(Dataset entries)
'''
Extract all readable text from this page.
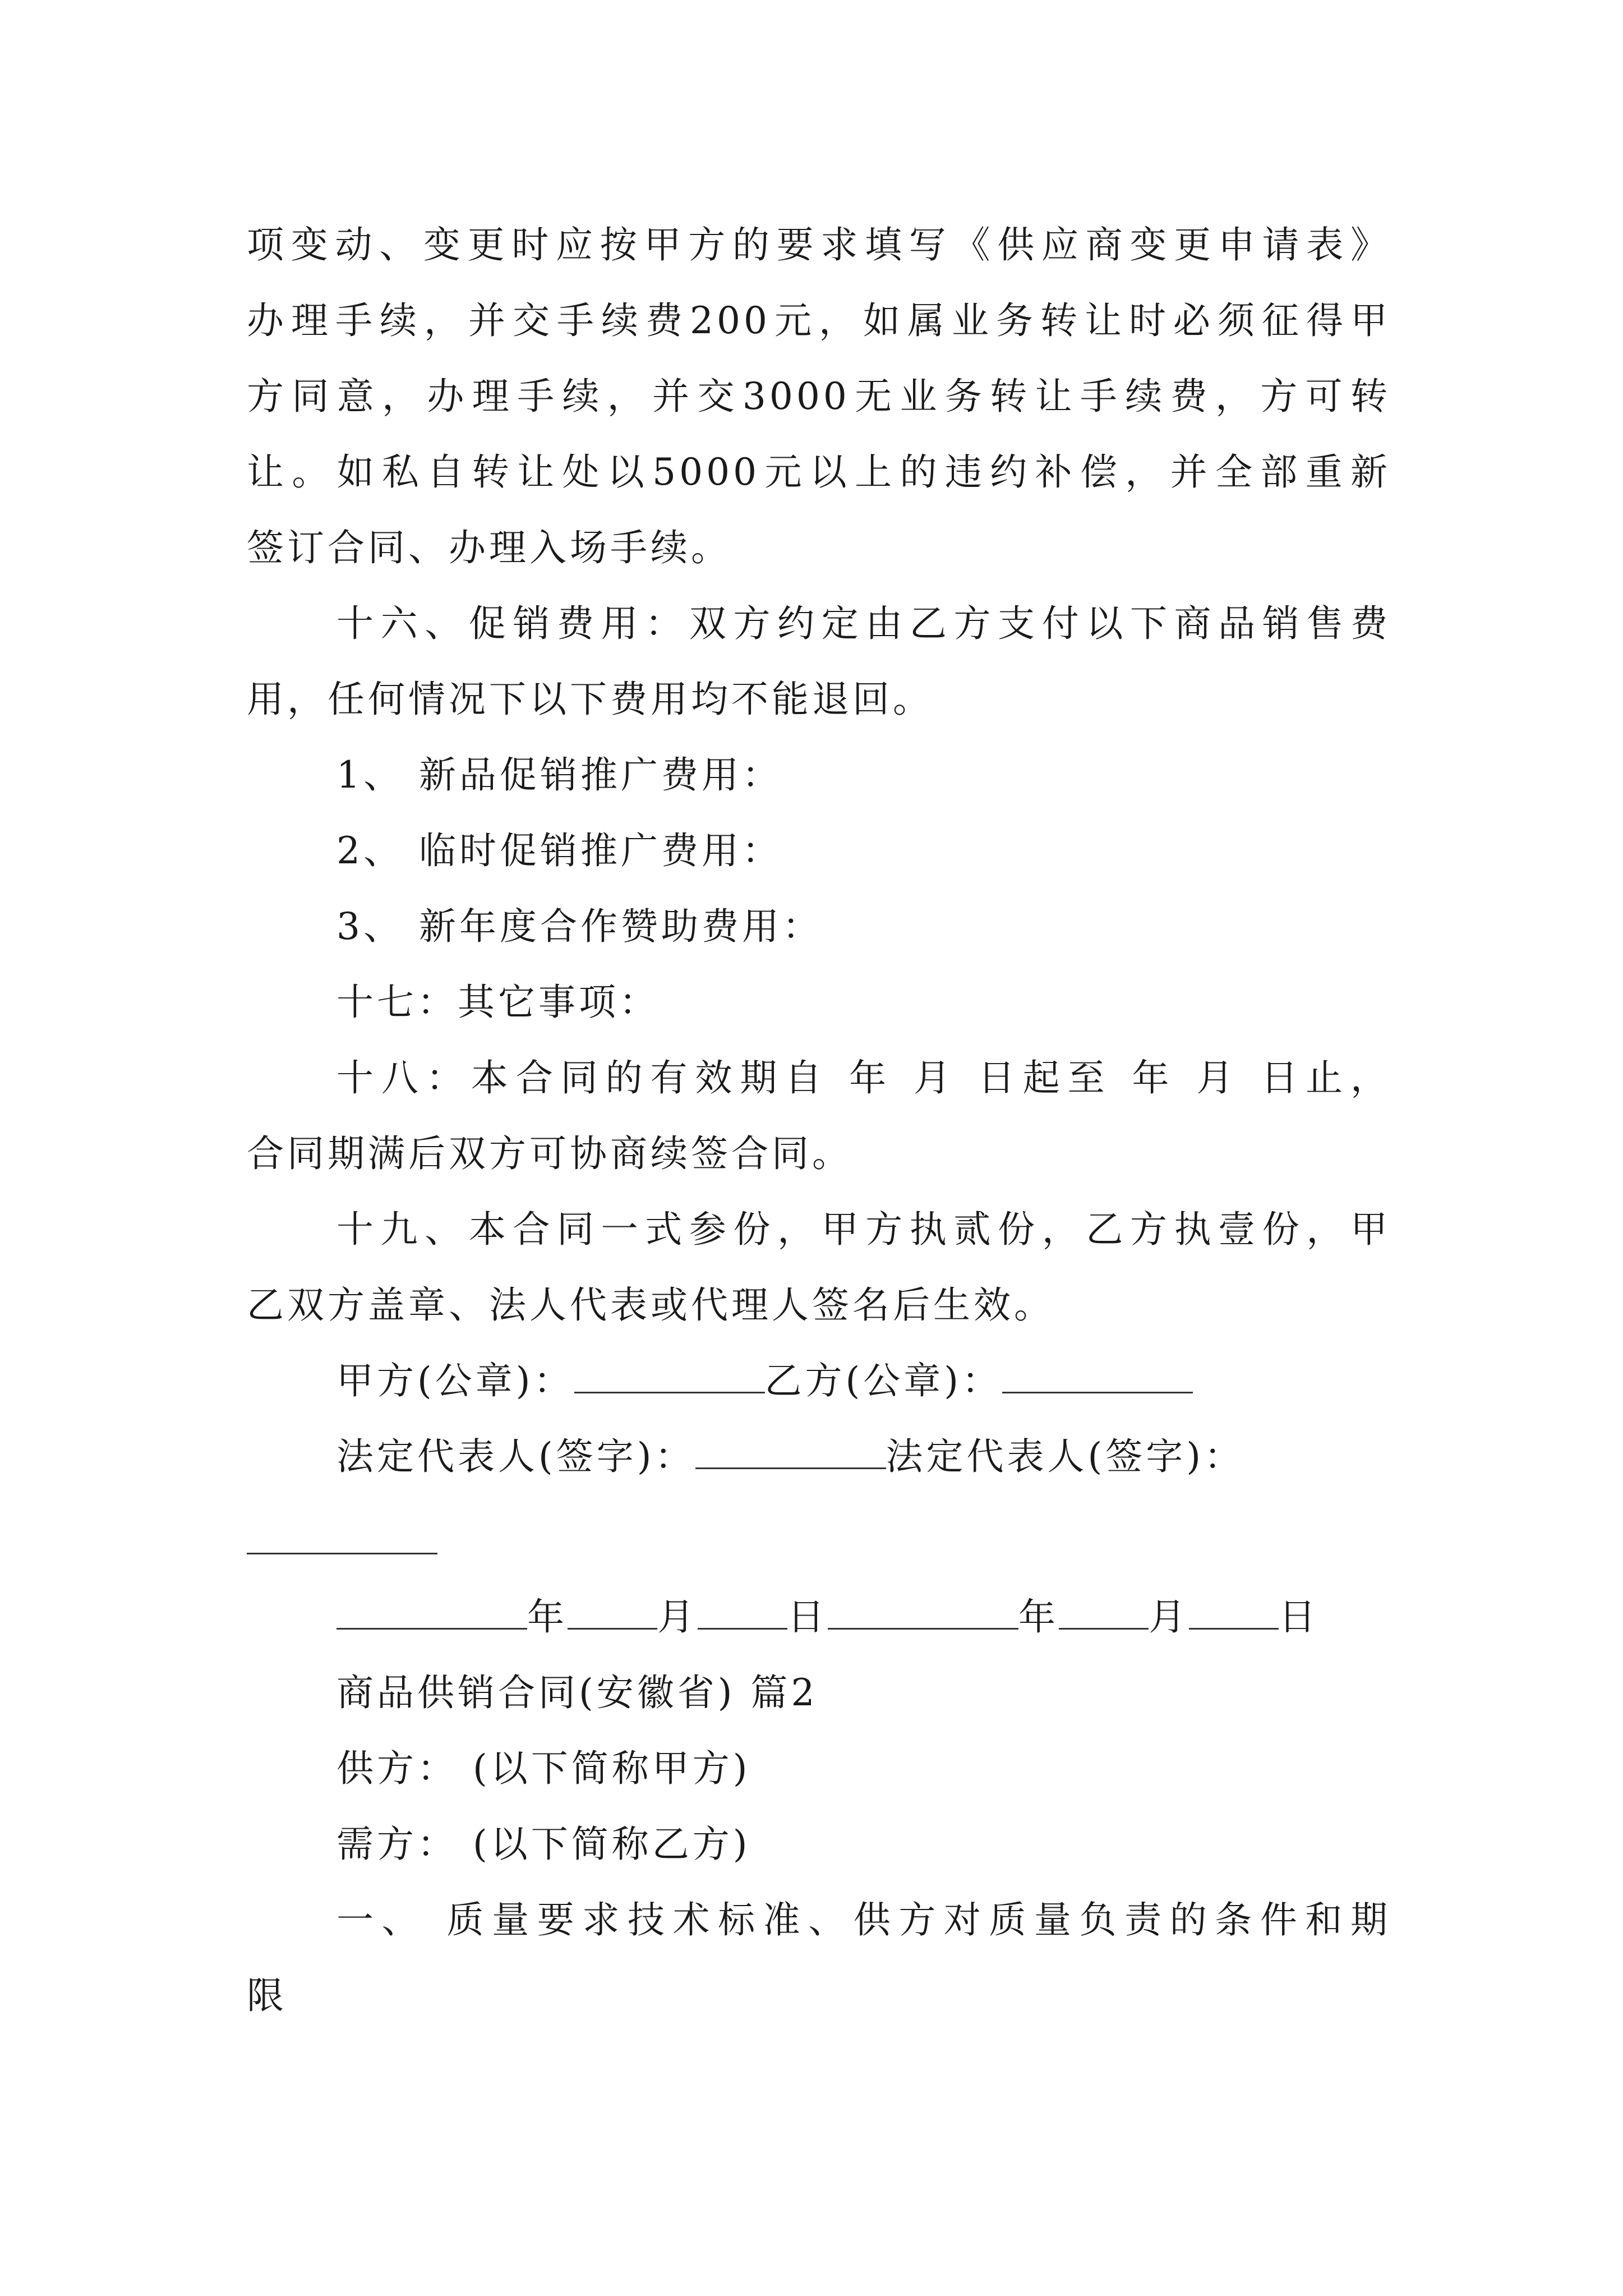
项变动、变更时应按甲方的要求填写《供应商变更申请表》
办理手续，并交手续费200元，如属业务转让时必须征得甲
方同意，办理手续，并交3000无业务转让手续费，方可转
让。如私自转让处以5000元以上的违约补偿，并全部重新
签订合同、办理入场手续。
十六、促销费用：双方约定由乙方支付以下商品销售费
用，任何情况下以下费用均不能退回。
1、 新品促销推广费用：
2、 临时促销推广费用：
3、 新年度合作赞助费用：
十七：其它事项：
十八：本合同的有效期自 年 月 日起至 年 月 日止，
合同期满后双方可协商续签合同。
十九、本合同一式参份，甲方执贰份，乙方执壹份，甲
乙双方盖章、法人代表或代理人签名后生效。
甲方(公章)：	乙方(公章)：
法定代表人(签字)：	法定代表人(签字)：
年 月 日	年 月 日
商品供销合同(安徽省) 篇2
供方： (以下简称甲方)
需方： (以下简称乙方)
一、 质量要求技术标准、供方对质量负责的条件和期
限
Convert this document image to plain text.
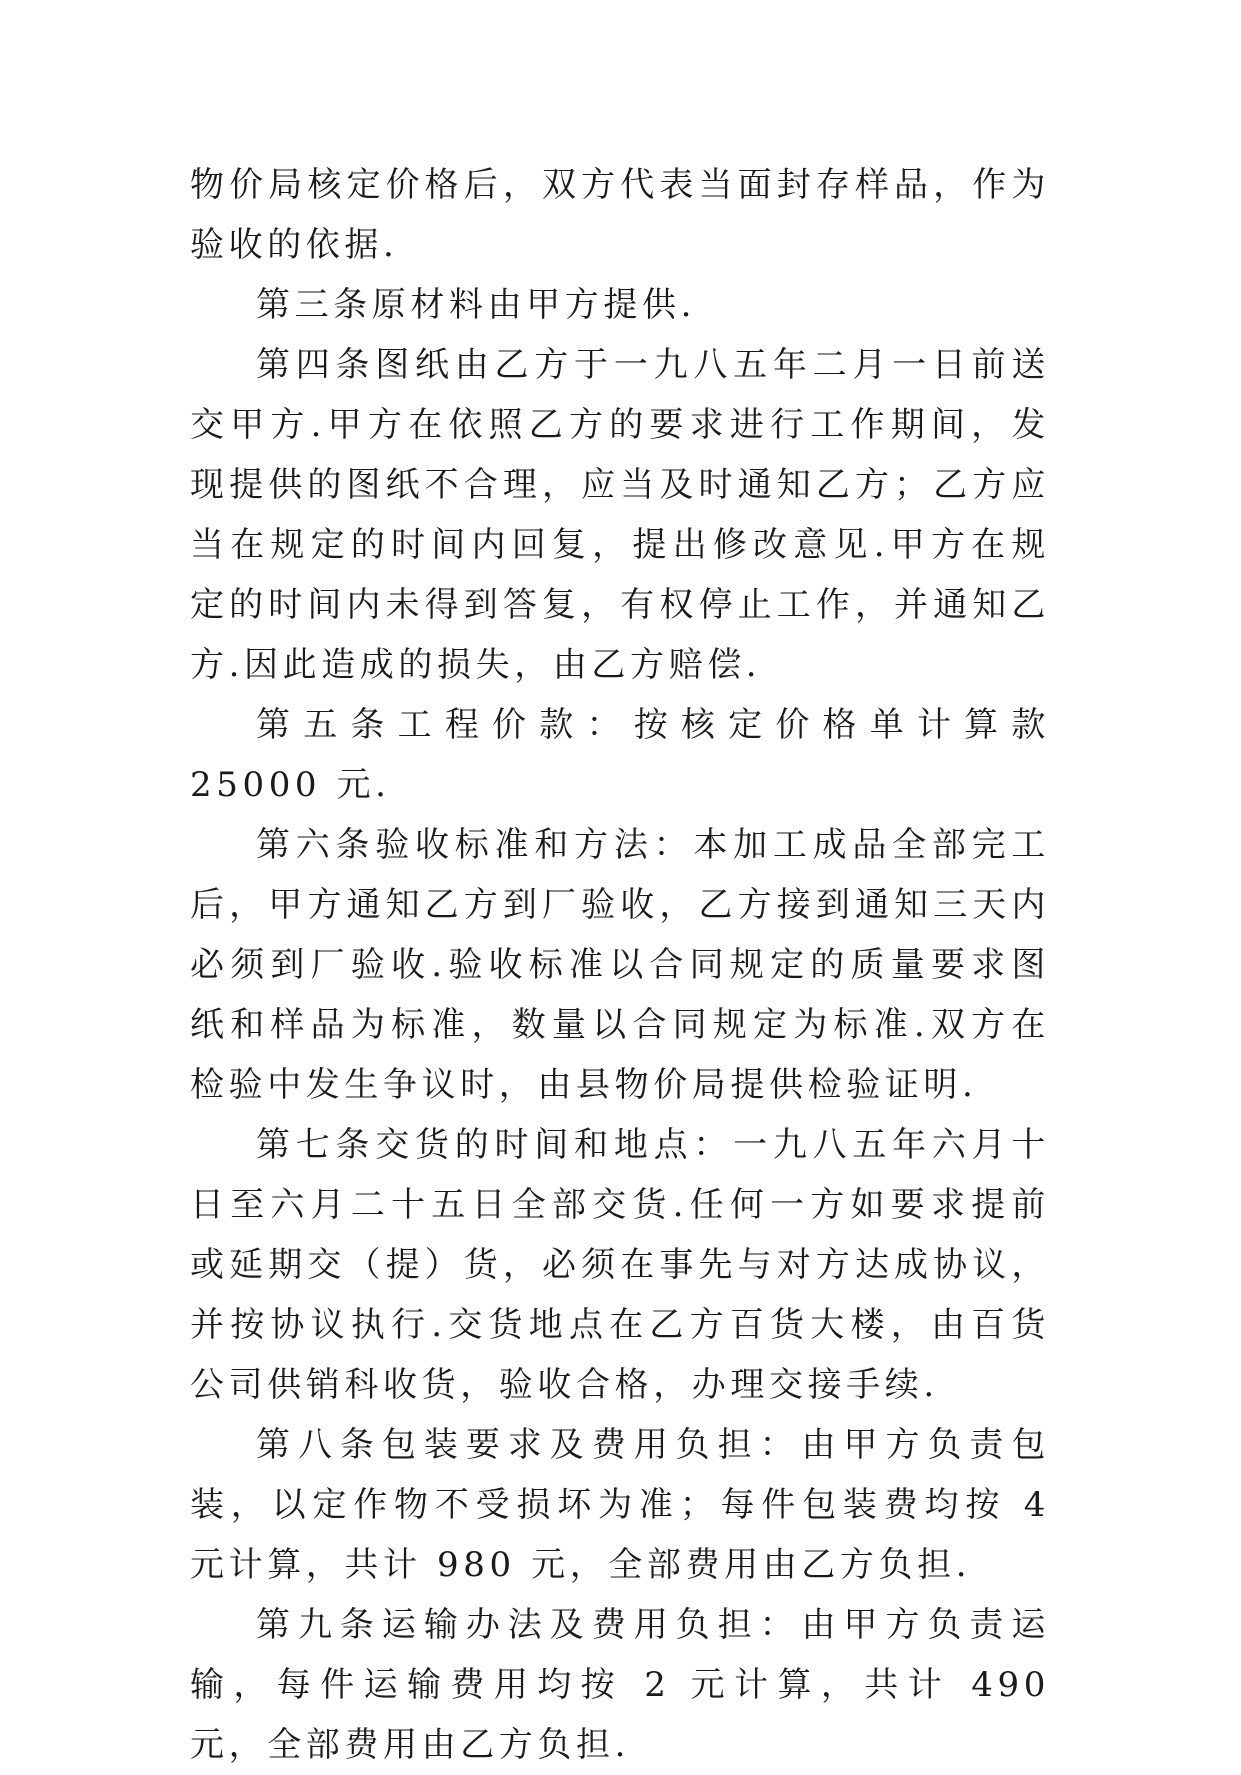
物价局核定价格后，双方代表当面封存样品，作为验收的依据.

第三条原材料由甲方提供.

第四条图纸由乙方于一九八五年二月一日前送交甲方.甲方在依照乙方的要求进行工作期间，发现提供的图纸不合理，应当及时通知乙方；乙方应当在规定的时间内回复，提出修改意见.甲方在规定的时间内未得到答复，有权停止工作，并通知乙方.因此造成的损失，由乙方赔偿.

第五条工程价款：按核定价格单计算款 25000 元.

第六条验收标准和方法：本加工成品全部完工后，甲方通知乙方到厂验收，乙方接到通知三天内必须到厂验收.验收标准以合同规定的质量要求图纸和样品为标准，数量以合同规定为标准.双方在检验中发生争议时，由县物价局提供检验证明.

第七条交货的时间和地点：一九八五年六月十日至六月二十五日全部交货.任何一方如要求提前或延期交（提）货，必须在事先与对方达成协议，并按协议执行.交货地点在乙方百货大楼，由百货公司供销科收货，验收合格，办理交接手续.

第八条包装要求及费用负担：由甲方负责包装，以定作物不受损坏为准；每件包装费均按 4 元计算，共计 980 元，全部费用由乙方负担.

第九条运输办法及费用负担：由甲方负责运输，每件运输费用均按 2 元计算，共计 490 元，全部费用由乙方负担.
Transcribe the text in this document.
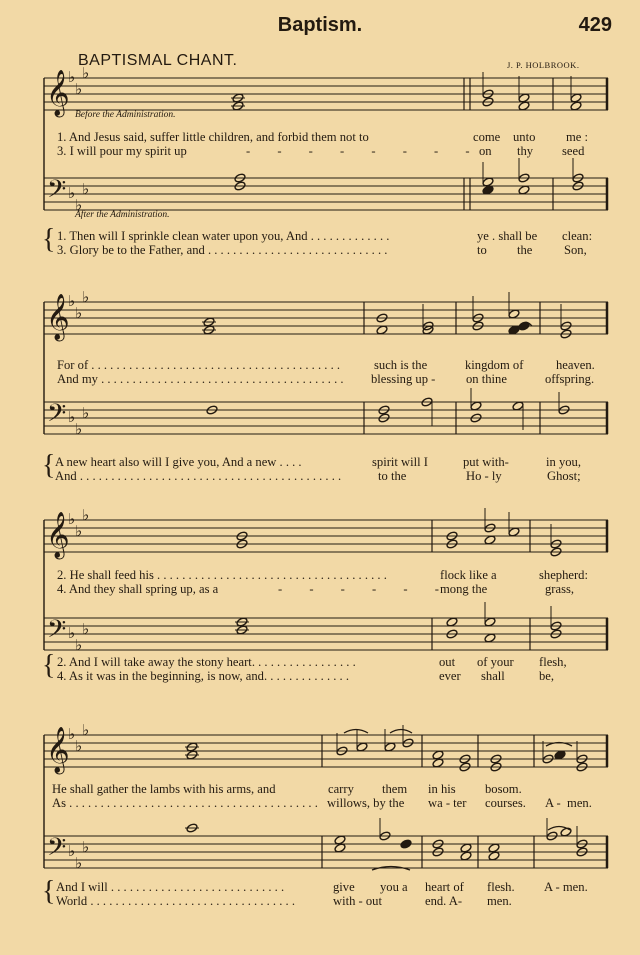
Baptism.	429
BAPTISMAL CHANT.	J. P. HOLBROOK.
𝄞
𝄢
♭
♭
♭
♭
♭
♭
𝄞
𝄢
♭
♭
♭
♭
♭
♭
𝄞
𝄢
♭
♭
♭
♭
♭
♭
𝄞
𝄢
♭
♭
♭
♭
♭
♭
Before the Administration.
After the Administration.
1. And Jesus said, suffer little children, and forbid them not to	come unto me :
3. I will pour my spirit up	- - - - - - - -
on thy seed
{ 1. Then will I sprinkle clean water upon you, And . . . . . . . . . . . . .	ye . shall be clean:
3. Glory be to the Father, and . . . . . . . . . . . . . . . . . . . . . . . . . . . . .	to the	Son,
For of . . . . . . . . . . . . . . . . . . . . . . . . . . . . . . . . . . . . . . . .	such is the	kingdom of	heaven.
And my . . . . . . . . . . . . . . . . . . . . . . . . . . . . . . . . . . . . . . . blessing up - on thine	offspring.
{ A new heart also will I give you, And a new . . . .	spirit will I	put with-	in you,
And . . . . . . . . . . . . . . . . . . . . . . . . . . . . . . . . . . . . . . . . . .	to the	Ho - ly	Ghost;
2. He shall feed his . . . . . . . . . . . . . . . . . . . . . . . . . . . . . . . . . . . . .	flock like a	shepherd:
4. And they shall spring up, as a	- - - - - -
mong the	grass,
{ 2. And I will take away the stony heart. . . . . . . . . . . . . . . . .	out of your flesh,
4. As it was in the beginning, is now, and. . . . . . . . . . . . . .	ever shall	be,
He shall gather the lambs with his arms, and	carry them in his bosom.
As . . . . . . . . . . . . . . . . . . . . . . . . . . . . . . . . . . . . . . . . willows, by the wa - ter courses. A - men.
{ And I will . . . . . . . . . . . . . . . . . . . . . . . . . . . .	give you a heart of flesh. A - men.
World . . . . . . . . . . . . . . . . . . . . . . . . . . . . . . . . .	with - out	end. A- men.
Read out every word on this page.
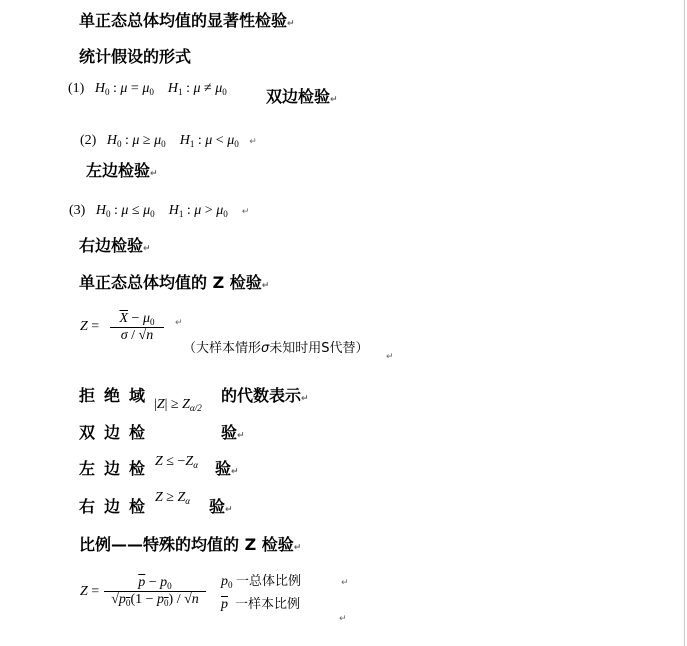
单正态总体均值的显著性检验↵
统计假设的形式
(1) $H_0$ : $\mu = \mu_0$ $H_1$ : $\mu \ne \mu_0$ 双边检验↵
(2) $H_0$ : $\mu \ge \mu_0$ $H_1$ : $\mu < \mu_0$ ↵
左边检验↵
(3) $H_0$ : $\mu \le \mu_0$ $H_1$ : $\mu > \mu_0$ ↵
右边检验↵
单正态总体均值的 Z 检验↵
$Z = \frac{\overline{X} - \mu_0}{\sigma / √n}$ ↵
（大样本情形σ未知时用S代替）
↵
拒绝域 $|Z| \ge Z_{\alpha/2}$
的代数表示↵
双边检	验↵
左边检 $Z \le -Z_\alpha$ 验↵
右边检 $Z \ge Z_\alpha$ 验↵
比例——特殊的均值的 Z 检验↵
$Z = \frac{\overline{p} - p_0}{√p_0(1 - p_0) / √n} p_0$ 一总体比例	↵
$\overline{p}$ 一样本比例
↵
'''
Quote everything in the listing above exactly; pictures are the only thing to omit.

Extract all readable text from this page.
项变动、变更时应按甲方的要求填写《供应商变更申请表》
办理手续，并交手续费200元，如属业务转让时必须征得甲
方同意，办理手续，并交3000无业务转让手续费，方可转
让。如私自转让处以5000元以上的违约补偿，并全部重新
签订合同、办理入场手续。
十六、促销费用：双方约定由乙方支付以下商品销售费
用，任何情况下以下费用均不能退回。
1、 新品促销推广费用：
2、 临时促销推广费用：
3、 新年度合作赞助费用：
十七：其它事项：
十八：本合同的有效期自 年 月 日起至 年 月 日止，
合同期满后双方可协商续签合同。
十九、本合同一式参份，甲方执贰份，乙方执壹份，甲
乙双方盖章、法人代表或代理人签名后生效。
甲方(公章)：	乙方(公章)：
法定代表人(签字)：	法定代表人(签字)：
年 月 日	年 月 日
商品供销合同(安徽省) 篇2
供方： (以下简称甲方)
需方： (以下简称乙方)
一、 质量要求技术标准、供方对质量负责的条件和期
限
Convert this document image to plain text.
物价局核定价格后，双方代表当面封存样品，作为验收的依据.

第三条原材料由甲方提供.

第四条图纸由乙方于一九八五年二月一日前送交甲方.甲方在依照乙方的要求进行工作期间，发现提供的图纸不合理，应当及时通知乙方；乙方应当在规定的时间内回复，提出修改意见.甲方在规定的时间内未得到答复，有权停止工作，并通知乙方.因此造成的损失，由乙方赔偿.

第五条工程价款：按核定价格单计算款 25000 元.

第六条验收标准和方法：本加工成品全部完工后，甲方通知乙方到厂验收，乙方接到通知三天内必须到厂验收.验收标准以合同规定的质量要求图纸和样品为标准，数量以合同规定为标准.双方在检验中发生争议时，由县物价局提供检验证明.

第七条交货的时间和地点：一九八五年六月十日至六月二十五日全部交货.任何一方如要求提前或延期交（提）货，必须在事先与对方达成协议，并按协议执行.交货地点在乙方百货大楼，由百货公司供销科收货，验收合格，办理交接手续.

第八条包装要求及费用负担：由甲方负责包装，以定作物不受损坏为准；每件包装费均按 4 元计算，共计 980 元，全部费用由乙方负担.

第九条运输办法及费用负担：由甲方负责运输，每件运输费用均按 2 元计算，共计 490 元，全部费用由乙方负担.
Transcribe the text in this document.
Baptism.	429
BAPTISMAL CHANT.	J. P. HOLBROOK.
𝄞
𝄢
♭
♭
♭
♭
♭
♭
𝄞
𝄢
♭
♭
♭
♭
♭
♭
𝄞
𝄢
♭
♭
♭
♭
♭
♭
𝄞
𝄢
♭
♭
♭
♭
♭
♭
Before the Administration.
After the Administration.
1. And Jesus said, suffer little children, and forbid them not to	come unto me :
3. I will pour my spirit up	- - - - - - - -
on thy seed
{ 1. Then will I sprinkle clean water upon you, And . . . . . . . . . . . . .	ye . shall be clean:
3. Glory be to the Father, and . . . . . . . . . . . . . . . . . . . . . . . . . . . . .	to the	Son,
For of . . . . . . . . . . . . . . . . . . . . . . . . . . . . . . . . . . . . . . . .	such is the	kingdom of	heaven.
And my . . . . . . . . . . . . . . . . . . . . . . . . . . . . . . . . . . . . . . . blessing up - on thine	offspring.
{ A new heart also will I give you, And a new . . . .	spirit will I	put with-	in you,
And . . . . . . . . . . . . . . . . . . . . . . . . . . . . . . . . . . . . . . . . . .	to the	Ho - ly	Ghost;
2. He shall feed his . . . . . . . . . . . . . . . . . . . . . . . . . . . . . . . . . . . . .	flock like a	shepherd:
4. And they shall spring up, as a	- - - - - -
mong the	grass,
{ 2. And I will take away the stony heart. . . . . . . . . . . . . . . . .	out of your flesh,
4. As it was in the beginning, is now, and. . . . . . . . . . . . . .	ever shall	be,
He shall gather the lambs with his arms, and	carry them in his bosom.
As . . . . . . . . . . . . . . . . . . . . . . . . . . . . . . . . . . . . . . . . willows, by the wa - ter courses. A - men.
{ And I will . . . . . . . . . . . . . . . . . . . . . . . . . . . .	give you a heart of flesh. A - men.
World . . . . . . . . . . . . . . . . . . . . . . . . . . . . . . . . .	with - out	end. A- men.
Read out every word on this page.
单正态总体均值的显著性检验↵
统计假设的形式
(1) $H_0$ : $\mu = \mu_0$ $H_1$ : $\mu \ne \mu_0$ 双边检验↵
(2) $H_0$ : $\mu \ge \mu_0$ $H_1$ : $\mu < \mu_0$ ↵
左边检验↵
(3) $H_0$ : $\mu \le \mu_0$ $H_1$ : $\mu > \mu_0$ ↵
右边检验↵
单正态总体均值的 Z 检验↵
$Z = \frac{\overline{X} - \mu_0}{\sigma / √n}$ ↵
（大样本情形σ未知时用S代替）
↵
拒绝域 $|Z| \ge Z_{\alpha/2}$
的代数表示↵
双边检	验↵
左边检 $Z \le -Z_\alpha$ 验↵
右边检 $Z \ge Z_\alpha$ 验↵
比例——特殊的均值的 Z 检验↵
$Z = \frac{\overline{p} - p_0}{√p_0(1 - p_0) / √n} p_0$ 一总体比例	↵
$\overline{p}$ 一样本比例
↵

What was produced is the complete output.